** START Material provided **
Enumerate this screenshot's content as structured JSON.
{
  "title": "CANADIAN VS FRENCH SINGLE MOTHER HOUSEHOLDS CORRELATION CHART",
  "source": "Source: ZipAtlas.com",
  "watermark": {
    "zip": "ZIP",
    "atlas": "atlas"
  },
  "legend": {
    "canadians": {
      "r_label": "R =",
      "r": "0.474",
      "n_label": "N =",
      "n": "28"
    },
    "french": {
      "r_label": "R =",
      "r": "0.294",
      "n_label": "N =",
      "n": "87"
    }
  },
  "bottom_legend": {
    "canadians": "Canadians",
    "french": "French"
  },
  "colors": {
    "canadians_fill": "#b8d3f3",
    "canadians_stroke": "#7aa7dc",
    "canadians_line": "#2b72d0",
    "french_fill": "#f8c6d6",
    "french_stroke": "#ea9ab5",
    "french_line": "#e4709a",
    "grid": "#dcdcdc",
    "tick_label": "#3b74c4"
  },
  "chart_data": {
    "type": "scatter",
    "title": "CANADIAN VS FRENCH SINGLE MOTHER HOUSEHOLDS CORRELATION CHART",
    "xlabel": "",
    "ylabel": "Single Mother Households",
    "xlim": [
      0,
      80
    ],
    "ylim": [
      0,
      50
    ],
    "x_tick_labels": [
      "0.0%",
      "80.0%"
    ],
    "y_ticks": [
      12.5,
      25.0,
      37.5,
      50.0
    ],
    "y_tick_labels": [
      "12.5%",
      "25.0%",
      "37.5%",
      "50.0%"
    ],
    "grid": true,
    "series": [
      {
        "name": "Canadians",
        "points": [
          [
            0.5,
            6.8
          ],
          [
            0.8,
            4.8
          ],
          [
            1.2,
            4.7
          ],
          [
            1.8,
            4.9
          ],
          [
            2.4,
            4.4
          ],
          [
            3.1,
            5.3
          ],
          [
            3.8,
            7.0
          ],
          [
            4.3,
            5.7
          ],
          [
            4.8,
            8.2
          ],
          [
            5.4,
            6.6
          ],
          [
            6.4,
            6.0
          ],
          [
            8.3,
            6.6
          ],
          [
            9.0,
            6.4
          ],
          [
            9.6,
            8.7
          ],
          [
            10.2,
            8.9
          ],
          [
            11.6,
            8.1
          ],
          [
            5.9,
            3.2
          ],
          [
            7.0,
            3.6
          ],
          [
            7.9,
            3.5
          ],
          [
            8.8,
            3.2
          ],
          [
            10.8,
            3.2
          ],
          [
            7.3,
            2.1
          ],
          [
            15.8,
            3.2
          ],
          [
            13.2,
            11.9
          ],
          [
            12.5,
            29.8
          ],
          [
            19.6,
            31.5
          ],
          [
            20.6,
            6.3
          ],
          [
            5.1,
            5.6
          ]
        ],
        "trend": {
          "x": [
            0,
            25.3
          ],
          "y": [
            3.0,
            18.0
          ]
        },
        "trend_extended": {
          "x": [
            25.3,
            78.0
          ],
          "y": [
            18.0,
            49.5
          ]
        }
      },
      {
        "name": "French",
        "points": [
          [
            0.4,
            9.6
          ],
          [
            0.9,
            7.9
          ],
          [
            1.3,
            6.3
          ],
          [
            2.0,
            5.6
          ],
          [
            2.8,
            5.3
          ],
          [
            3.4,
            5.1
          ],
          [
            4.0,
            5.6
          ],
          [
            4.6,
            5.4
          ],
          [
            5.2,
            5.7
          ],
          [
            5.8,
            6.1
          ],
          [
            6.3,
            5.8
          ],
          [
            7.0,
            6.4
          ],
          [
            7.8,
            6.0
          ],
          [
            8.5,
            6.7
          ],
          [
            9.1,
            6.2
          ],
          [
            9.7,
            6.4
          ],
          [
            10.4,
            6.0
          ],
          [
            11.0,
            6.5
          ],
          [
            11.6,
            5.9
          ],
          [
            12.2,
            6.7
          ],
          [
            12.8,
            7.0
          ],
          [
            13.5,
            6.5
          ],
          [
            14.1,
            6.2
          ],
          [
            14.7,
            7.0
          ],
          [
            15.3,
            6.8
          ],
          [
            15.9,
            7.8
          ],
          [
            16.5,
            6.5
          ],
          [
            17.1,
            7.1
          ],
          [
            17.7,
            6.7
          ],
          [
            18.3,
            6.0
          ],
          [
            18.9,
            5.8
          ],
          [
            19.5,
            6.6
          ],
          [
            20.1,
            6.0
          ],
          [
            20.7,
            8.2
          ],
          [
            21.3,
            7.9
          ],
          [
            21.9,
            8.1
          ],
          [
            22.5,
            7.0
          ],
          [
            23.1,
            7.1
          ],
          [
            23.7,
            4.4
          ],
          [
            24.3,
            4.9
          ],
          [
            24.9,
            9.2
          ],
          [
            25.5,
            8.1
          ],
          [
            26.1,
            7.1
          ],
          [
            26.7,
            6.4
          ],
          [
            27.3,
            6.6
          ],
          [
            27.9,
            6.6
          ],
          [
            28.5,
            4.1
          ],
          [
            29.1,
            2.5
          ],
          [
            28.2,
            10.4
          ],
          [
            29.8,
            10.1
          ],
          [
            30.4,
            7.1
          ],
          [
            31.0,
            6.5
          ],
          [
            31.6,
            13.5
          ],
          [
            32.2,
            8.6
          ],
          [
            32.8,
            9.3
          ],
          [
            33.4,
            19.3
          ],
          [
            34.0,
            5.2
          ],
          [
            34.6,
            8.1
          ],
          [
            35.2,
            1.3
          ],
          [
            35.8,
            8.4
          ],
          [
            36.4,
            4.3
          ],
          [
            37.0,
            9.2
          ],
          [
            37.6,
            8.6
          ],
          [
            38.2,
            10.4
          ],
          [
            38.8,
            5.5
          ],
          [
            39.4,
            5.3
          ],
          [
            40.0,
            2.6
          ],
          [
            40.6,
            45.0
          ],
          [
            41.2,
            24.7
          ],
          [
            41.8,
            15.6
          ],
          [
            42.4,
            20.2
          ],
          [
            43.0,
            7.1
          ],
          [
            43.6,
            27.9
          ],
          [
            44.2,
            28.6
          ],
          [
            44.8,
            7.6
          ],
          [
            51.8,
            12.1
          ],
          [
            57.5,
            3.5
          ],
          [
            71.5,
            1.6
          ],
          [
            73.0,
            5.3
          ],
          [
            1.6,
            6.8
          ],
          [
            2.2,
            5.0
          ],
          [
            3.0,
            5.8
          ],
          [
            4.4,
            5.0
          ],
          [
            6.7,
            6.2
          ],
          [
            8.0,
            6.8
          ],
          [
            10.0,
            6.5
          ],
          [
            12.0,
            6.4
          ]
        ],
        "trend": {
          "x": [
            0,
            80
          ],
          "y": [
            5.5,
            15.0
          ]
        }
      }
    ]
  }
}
** END Material provided **
- **Task**
Set down the material above again, word for word.

- **Response to the exercise**
Enumerate this screenshot's content as structured JSON.
{
  "title": "CANADIAN VS FRENCH SINGLE MOTHER HOUSEHOLDS CORRELATION CHART",
  "source": "Source: ZipAtlas.com",
  "watermark": {
    "zip": "ZIP",
    "atlas": "atlas"
  },
  "legend": {
    "canadians": {
      "r_label": "R =",
      "r": "0.474",
      "n_label": "N =",
      "n": "28"
    },
    "french": {
      "r_label": "R =",
      "r": "0.294",
      "n_label": "N =",
      "n": "87"
    }
  },
  "bottom_legend": {
    "canadians": "Canadians",
    "french": "French"
  },
  "colors": {
    "canadians_fill": "#b8d3f3",
    "canadians_stroke": "#7aa7dc",
    "canadians_line": "#2b72d0",
    "french_fill": "#f8c6d6",
    "french_stroke": "#ea9ab5",
    "french_line": "#e4709a",
    "grid": "#dcdcdc",
    "tick_label": "#3b74c4"
  },
  "chart_data": {
    "type": "scatter",
    "title": "CANADIAN VS FRENCH SINGLE MOTHER HOUSEHOLDS CORRELATION CHART",
    "xlabel": "",
    "ylabel": "Single Mother Households",
    "xlim": [
      0,
      80
    ],
    "ylim": [
      0,
      50
    ],
    "x_tick_labels": [
      "0.0%",
      "80.0%"
    ],
    "y_ticks": [
      12.5,
      25.0,
      37.5,
      50.0
    ],
    "y_tick_labels": [
      "12.5%",
      "25.0%",
      "37.5%",
      "50.0%"
    ],
    "grid": true,
    "series": [
      {
        "name": "Canadians",
        "points": [
          [
            0.5,
            6.8
          ],
          [
            0.8,
            4.8
          ],
          [
            1.2,
            4.7
          ],
          [
            1.8,
            4.9
          ],
          [
            2.4,
            4.4
          ],
          [
            3.1,
            5.3
          ],
          [
            3.8,
            7.0
          ],
          [
            4.3,
            5.7
          ],
          [
            4.8,
            8.2
          ],
          [
            5.4,
            6.6
          ],
          [
            6.4,
            6.0
          ],
          [
            8.3,
            6.6
          ],
          [
            9.0,
            6.4
          ],
          [
            9.6,
            8.7
          ],
          [
            10.2,
            8.9
          ],
          [
            11.6,
            8.1
          ],
          [
            5.9,
            3.2
          ],
          [
            7.0,
            3.6
          ],
          [
            7.9,
            3.5
          ],
          [
            8.8,
            3.2
          ],
          [
            10.8,
            3.2
          ],
          [
            7.3,
            2.1
          ],
          [
            15.8,
            3.2
          ],
          [
            13.2,
            11.9
          ],
          [
            12.5,
            29.8
          ],
          [
            19.6,
            31.5
          ],
          [
            20.6,
            6.3
          ],
          [
            5.1,
            5.6
          ]
        ],
        "trend": {
          "x": [
            0,
            25.3
          ],
          "y": [
            3.0,
            18.0
          ]
        },
        "trend_extended": {
          "x": [
            25.3,
            78.0
          ],
          "y": [
            18.0,
            49.5
          ]
        }
      },
      {
        "name": "French",
        "points": [
          [
            0.4,
            9.6
          ],
          [
            0.9,
            7.9
          ],
          [
            1.3,
            6.3
          ],
          [
            2.0,
            5.6
          ],
          [
            2.8,
            5.3
          ],
          [
            3.4,
            5.1
          ],
          [
            4.0,
            5.6
          ],
          [
            4.6,
            5.4
          ],
          [
            5.2,
            5.7
          ],
          [
            5.8,
            6.1
          ],
          [
            6.3,
            5.8
          ],
          [
            7.0,
            6.4
          ],
          [
            7.8,
            6.0
          ],
          [
            8.5,
            6.7
          ],
          [
            9.1,
            6.2
          ],
          [
            9.7,
            6.4
          ],
          [
            10.4,
            6.0
          ],
          [
            11.0,
            6.5
          ],
          [
            11.6,
            5.9
          ],
          [
            12.2,
            6.7
          ],
          [
            12.8,
            7.0
          ],
          [
            13.5,
            6.5
          ],
          [
            14.1,
            6.2
          ],
          [
            14.7,
            7.0
          ],
          [
            15.3,
            6.8
          ],
          [
            15.9,
            7.8
          ],
          [
            16.5,
            6.5
          ],
          [
            17.1,
            7.1
          ],
          [
            17.7,
            6.7
          ],
          [
            18.3,
            6.0
          ],
          [
            18.9,
            5.8
          ],
          [
            19.5,
            6.6
          ],
          [
            20.1,
            6.0
          ],
          [
            20.7,
            8.2
          ],
          [
            21.3,
            7.9
          ],
          [
            21.9,
            8.1
          ],
          [
            22.5,
            7.0
          ],
          [
            23.1,
            7.1
          ],
          [
            23.7,
            4.4
          ],
          [
            24.3,
            4.9
          ],
          [
            24.9,
            9.2
          ],
          [
            25.5,
            8.1
          ],
          [
            26.1,
            7.1
          ],
          [
            26.7,
            6.4
          ],
          [
            27.3,
            6.6
          ],
          [
            27.9,
            6.6
          ],
          [
            28.5,
            4.1
          ],
          [
            29.1,
            2.5
          ],
          [
            28.2,
            10.4
          ],
          [
            29.8,
            10.1
          ],
          [
            30.4,
            7.1
          ],
          [
            31.0,
            6.5
          ],
          [
            31.6,
            13.5
          ],
          [
            32.2,
            8.6
          ],
          [
            32.8,
            9.3
          ],
          [
            33.4,
            19.3
          ],
          [
            34.0,
            5.2
          ],
          [
            34.6,
            8.1
          ],
          [
            35.2,
            1.3
          ],
          [
            35.8,
            8.4
          ],
          [
            36.4,
            4.3
          ],
          [
            37.0,
            9.2
          ],
          [
            37.6,
            8.6
          ],
          [
            38.2,
            10.4
          ],
          [
            38.8,
            5.5
          ],
          [
            39.4,
            5.3
          ],
          [
            40.0,
            2.6
          ],
          [
            40.6,
            45.0
          ],
          [
            41.2,
            24.7
          ],
          [
            41.8,
            15.6
          ],
          [
            42.4,
            20.2
          ],
          [
            43.0,
            7.1
          ],
          [
            43.6,
            27.9
          ],
          [
            44.2,
            28.6
          ],
          [
            44.8,
            7.6
          ],
          [
            51.8,
            12.1
          ],
          [
            57.5,
            3.5
          ],
          [
            71.5,
            1.6
          ],
          [
            73.0,
            5.3
          ],
          [
            1.6,
            6.8
          ],
          [
            2.2,
            5.0
          ],
          [
            3.0,
            5.8
          ],
          [
            4.4,
            5.0
          ],
          [
            6.7,
            6.2
          ],
          [
            8.0,
            6.8
          ],
          [
            10.0,
            6.5
          ],
          [
            12.0,
            6.4
          ]
        ],
        "trend": {
          "x": [
            0,
            80
          ],
          "y": [
            5.5,
            15.0
          ]
        }
      }
    ]
  }
}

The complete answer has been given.